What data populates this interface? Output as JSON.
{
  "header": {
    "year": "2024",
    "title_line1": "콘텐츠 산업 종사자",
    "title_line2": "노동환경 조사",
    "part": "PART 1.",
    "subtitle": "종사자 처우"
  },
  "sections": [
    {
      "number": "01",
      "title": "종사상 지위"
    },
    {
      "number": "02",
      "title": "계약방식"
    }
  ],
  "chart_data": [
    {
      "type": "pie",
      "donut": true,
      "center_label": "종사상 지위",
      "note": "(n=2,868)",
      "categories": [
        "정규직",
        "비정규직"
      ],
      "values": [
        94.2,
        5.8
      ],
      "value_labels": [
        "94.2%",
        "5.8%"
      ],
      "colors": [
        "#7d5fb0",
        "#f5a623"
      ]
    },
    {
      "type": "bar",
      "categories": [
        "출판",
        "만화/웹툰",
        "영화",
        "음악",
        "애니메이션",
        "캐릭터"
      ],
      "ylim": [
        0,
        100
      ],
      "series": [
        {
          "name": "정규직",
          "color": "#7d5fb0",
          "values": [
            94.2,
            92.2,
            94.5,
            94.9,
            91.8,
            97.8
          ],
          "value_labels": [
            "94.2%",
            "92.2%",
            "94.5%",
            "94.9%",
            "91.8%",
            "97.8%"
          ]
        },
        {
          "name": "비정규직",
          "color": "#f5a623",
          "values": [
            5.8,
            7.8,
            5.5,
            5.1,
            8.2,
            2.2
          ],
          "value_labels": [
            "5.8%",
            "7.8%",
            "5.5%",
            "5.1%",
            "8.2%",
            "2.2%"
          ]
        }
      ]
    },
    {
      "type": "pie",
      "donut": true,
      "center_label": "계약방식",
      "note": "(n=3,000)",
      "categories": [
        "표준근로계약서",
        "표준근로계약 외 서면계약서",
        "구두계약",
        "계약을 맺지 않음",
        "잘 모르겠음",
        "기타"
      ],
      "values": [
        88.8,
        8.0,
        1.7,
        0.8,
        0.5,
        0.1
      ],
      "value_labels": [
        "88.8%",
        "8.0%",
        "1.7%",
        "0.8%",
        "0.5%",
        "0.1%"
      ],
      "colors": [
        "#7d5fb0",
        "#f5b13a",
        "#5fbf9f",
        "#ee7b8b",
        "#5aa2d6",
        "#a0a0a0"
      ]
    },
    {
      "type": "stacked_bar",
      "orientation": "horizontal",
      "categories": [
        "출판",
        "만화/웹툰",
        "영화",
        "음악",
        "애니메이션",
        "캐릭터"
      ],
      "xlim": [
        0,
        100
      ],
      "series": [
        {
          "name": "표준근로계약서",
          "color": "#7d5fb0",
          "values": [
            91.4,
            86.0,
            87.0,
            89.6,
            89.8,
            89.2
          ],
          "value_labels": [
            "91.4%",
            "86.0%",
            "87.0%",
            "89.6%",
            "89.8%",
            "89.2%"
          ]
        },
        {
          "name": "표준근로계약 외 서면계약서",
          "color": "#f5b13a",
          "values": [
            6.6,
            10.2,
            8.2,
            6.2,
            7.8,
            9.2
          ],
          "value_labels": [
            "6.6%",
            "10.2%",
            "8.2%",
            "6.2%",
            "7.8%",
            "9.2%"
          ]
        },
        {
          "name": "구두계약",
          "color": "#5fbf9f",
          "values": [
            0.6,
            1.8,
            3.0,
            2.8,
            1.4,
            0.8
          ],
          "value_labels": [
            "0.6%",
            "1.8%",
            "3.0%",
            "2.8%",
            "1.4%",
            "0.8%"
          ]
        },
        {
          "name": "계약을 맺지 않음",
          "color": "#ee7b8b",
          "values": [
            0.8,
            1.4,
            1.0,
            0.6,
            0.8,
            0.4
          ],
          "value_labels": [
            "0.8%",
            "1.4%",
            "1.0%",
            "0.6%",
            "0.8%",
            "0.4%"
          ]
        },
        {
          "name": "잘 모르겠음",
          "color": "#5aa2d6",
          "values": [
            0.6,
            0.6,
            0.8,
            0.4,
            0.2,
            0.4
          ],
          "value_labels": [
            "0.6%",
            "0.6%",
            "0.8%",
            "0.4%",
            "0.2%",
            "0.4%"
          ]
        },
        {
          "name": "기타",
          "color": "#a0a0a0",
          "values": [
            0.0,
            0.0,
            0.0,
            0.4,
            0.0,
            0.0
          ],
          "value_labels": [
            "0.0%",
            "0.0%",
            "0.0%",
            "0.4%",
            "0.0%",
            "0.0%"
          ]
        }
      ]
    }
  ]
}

Requirement » Above are the records. Copy every line in them holding "type".

Full solution »
      "type": "pie",
      "type": "bar",
      "type": "pie",
      "type": "stacked_bar",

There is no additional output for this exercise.